Task instructions. Look through the data below and return each line where "beri" appears.

※

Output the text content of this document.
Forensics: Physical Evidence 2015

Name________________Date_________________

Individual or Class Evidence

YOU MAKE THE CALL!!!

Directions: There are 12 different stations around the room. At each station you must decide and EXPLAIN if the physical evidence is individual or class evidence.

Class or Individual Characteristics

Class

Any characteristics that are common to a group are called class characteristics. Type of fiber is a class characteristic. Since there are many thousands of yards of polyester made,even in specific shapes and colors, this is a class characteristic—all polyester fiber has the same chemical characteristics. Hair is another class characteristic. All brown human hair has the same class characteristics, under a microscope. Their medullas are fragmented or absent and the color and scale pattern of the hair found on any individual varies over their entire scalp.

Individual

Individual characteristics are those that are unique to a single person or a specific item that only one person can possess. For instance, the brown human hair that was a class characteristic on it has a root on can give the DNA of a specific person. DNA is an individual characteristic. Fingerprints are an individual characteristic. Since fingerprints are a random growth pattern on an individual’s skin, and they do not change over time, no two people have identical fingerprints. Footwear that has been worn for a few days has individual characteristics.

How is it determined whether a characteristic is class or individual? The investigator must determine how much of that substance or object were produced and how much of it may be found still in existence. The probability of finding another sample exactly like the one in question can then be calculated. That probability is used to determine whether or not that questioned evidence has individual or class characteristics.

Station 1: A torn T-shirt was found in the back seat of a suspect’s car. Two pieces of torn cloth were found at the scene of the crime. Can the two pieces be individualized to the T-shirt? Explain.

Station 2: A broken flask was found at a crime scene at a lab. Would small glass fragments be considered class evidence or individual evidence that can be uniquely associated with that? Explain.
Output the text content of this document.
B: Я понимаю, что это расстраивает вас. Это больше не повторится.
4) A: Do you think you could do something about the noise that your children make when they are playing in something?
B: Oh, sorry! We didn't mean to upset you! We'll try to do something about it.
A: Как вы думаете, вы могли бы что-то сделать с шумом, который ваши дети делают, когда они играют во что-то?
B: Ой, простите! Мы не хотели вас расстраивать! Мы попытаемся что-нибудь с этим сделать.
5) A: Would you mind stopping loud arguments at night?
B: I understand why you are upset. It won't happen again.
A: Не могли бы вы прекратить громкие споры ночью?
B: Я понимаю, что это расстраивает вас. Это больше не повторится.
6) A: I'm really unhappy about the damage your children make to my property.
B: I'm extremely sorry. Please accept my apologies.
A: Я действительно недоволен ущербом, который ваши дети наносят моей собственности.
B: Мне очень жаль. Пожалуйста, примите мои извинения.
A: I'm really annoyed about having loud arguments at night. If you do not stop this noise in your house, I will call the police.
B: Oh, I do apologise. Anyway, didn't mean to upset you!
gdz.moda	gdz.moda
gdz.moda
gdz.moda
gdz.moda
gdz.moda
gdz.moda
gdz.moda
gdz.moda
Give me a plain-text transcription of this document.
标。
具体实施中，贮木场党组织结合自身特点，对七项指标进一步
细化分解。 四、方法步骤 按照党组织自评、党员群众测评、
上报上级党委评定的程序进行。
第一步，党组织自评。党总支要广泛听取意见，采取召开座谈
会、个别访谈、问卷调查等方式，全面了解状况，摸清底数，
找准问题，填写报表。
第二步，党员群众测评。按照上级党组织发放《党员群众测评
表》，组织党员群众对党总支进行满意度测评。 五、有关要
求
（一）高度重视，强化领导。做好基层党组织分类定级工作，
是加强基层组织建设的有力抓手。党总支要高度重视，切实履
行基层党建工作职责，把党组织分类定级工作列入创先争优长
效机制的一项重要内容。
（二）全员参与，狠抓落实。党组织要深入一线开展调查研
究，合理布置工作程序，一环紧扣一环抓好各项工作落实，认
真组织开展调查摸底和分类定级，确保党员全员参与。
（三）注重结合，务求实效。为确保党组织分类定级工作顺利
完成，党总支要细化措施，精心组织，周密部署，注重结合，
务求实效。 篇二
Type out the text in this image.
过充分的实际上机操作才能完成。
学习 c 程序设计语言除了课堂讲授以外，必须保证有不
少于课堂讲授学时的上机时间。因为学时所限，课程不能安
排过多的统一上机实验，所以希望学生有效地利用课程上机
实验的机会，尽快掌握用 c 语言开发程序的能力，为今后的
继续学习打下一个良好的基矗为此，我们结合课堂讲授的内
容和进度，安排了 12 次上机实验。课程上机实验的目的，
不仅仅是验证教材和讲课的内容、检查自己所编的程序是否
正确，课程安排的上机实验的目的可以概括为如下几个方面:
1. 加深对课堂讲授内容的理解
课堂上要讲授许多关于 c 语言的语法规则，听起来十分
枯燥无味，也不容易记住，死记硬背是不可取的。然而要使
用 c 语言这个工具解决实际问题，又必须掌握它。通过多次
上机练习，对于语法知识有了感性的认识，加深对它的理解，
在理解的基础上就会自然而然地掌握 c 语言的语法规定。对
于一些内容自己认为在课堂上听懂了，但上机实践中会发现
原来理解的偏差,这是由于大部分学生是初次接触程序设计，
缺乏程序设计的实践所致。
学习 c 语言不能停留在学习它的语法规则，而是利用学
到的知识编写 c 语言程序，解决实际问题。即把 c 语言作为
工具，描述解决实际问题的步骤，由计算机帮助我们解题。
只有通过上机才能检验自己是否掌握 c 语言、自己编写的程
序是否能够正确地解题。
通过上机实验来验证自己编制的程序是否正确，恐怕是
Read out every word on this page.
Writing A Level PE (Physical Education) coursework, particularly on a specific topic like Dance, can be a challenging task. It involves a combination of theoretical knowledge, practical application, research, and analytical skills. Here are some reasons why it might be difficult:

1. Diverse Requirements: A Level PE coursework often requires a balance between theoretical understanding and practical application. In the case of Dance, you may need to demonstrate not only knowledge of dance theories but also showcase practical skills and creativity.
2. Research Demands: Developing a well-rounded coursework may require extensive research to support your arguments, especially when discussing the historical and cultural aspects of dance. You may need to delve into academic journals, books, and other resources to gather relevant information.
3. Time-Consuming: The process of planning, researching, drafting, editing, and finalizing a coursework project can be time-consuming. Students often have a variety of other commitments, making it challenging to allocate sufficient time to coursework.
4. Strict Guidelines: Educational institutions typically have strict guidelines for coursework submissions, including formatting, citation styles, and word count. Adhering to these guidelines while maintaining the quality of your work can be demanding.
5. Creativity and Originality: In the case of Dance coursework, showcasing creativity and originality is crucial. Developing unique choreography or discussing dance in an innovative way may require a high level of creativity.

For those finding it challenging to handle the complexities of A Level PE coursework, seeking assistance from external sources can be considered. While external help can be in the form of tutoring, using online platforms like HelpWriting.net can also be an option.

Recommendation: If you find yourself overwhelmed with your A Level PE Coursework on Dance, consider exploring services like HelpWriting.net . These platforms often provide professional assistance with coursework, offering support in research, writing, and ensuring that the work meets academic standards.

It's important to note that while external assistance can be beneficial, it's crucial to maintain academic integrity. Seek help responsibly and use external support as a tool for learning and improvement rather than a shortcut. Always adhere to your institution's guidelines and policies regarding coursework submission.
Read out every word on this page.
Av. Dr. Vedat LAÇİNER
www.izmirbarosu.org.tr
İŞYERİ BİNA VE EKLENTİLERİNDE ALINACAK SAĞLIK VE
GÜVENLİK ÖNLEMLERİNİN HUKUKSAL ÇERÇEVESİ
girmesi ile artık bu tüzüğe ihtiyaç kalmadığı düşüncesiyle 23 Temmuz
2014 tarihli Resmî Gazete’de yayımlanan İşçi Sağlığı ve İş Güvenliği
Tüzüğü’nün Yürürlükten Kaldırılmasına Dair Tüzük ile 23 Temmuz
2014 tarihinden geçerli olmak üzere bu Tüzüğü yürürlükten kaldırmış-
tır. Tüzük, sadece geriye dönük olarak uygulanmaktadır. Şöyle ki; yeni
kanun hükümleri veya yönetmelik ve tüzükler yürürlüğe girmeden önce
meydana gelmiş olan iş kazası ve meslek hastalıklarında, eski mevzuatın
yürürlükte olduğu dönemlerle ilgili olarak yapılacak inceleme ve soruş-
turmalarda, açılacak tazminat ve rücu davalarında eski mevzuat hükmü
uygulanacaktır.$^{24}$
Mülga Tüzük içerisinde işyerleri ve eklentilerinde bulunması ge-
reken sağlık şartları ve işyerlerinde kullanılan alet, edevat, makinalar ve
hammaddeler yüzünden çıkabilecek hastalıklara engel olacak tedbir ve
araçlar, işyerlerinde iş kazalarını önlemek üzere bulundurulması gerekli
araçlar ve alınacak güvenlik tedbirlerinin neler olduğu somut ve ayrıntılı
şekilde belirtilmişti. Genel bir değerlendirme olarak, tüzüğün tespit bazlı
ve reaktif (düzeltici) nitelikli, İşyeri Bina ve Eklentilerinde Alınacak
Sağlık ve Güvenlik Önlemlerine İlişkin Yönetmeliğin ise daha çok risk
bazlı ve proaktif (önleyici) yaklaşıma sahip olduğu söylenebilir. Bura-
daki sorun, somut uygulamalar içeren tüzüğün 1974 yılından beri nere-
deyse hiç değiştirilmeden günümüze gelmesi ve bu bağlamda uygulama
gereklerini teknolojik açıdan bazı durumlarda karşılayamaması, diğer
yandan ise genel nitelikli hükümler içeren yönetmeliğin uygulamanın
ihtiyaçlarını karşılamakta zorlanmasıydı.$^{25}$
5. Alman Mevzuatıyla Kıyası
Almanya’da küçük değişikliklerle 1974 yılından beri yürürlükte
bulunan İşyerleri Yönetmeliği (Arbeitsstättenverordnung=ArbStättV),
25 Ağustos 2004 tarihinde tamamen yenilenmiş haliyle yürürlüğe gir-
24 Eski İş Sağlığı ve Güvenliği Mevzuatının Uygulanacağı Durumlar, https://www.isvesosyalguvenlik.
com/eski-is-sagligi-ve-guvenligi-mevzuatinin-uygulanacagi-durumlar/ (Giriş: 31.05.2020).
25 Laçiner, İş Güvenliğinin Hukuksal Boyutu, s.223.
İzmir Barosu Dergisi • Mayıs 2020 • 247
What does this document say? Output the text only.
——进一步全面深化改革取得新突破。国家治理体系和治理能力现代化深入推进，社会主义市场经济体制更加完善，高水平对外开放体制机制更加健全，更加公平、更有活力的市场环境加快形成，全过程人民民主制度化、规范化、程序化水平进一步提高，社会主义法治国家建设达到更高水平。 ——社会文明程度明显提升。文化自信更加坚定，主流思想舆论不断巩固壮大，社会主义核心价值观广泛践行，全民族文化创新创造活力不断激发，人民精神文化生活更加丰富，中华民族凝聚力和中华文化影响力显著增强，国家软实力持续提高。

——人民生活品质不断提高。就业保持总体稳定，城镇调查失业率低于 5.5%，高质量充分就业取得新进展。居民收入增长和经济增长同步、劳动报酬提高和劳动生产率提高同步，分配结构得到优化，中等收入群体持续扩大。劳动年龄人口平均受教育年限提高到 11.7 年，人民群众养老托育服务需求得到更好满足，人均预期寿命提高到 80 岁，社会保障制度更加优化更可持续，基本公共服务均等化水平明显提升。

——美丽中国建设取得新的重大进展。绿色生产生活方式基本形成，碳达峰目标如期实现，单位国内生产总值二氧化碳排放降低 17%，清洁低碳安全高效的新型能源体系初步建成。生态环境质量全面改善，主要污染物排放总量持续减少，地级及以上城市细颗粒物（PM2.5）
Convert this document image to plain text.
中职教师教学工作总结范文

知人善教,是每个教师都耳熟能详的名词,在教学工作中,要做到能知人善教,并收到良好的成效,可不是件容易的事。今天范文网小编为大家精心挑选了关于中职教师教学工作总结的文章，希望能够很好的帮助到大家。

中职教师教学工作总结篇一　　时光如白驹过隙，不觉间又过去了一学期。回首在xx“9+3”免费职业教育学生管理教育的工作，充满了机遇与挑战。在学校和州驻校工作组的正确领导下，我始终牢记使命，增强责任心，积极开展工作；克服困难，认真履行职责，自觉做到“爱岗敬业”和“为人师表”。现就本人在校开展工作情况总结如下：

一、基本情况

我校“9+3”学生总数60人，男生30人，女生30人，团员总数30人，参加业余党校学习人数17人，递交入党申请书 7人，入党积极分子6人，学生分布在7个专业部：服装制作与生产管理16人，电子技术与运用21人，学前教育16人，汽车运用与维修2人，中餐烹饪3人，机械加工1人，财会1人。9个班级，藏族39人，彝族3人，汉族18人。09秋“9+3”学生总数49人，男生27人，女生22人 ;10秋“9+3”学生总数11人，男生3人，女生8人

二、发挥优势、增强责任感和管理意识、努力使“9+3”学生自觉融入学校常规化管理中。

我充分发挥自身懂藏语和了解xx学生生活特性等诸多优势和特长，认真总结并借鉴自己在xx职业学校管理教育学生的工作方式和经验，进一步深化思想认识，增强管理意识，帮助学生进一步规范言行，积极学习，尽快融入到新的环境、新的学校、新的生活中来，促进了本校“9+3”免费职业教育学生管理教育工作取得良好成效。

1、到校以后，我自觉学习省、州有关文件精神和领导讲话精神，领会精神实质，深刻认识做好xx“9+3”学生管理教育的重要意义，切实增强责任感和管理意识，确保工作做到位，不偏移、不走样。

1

※

Completed exercise.
daki sorun, somut uygulamalar içeren tüzüğün 1974 yılından beri nere-
Almanya’da küçük değişikliklerle 1974 yılından beri yürürlükte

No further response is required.